**INPUT:**

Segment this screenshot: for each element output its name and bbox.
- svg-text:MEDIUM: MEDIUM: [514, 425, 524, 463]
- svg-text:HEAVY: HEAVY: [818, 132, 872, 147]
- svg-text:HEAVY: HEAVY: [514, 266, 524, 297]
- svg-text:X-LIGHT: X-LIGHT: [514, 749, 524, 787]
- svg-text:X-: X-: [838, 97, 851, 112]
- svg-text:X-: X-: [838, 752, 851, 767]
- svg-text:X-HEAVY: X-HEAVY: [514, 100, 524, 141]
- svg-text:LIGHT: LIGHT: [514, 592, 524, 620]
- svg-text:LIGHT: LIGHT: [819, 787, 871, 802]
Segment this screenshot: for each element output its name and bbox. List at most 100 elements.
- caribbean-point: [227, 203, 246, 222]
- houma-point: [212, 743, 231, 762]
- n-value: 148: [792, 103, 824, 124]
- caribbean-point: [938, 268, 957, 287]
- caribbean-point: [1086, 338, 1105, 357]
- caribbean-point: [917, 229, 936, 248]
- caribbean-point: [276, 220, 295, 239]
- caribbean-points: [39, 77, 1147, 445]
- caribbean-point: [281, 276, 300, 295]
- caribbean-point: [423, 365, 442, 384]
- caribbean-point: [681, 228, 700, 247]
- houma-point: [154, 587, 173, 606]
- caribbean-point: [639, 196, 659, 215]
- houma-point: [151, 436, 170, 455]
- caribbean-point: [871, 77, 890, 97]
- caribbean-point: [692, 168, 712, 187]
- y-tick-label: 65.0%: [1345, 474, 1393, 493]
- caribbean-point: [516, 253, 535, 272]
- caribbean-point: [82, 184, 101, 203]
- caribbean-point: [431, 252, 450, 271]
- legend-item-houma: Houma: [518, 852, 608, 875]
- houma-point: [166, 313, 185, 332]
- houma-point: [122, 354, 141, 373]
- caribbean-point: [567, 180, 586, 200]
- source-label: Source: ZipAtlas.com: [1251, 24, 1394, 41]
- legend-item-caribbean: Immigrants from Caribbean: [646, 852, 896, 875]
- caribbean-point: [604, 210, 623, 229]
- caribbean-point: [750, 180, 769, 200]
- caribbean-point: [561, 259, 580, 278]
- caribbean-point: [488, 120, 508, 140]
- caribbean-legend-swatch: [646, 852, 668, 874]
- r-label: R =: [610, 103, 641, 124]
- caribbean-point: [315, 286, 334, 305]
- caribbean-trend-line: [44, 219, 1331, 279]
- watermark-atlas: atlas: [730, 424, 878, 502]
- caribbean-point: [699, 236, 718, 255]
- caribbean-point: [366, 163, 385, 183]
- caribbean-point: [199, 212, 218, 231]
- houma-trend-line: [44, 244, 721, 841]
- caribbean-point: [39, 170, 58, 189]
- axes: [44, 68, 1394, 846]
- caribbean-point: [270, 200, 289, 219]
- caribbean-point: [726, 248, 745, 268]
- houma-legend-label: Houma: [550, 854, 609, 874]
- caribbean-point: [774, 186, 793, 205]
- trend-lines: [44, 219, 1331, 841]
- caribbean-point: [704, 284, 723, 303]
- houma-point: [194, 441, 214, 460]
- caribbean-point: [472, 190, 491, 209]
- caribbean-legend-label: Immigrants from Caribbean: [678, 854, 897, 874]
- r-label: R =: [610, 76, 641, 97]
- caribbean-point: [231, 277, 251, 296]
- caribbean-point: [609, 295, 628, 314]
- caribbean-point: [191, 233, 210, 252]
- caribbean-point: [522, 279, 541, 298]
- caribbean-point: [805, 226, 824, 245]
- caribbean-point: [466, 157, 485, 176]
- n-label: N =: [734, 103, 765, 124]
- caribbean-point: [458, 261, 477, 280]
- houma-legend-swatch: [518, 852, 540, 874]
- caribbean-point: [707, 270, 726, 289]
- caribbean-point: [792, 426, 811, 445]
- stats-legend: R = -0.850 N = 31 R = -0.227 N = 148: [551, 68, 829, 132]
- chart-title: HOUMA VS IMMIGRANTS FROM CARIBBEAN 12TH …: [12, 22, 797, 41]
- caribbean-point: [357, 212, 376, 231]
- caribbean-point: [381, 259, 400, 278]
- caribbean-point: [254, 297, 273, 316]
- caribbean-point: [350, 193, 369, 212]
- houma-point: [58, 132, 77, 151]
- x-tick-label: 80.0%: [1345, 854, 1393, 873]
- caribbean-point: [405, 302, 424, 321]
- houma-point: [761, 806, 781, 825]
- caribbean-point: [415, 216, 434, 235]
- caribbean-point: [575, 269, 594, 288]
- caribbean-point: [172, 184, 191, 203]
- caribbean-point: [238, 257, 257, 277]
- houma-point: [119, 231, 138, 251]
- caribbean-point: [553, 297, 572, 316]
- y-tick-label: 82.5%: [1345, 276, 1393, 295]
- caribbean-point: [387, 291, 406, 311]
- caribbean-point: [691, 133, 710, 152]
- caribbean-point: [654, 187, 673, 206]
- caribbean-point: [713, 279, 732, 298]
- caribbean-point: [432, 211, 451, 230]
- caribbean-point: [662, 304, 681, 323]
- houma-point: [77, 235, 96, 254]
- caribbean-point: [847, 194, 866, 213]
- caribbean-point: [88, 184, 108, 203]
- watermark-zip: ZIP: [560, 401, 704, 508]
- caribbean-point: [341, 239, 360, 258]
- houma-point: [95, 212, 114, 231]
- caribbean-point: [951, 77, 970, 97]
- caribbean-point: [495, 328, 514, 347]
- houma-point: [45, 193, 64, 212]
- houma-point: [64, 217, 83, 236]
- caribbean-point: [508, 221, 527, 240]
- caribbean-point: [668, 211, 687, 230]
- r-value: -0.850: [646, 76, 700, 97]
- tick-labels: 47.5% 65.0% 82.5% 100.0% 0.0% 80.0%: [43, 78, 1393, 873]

**PROBLEM TO SOLVE:** Copy out each line in the material above that contains the string "bbox".

**TASK OUTPUT:**
Segment this screenshot: for each element output its name and bbox.
Segment this screenshot: for each element output its name and bbox. List at most 100 elements.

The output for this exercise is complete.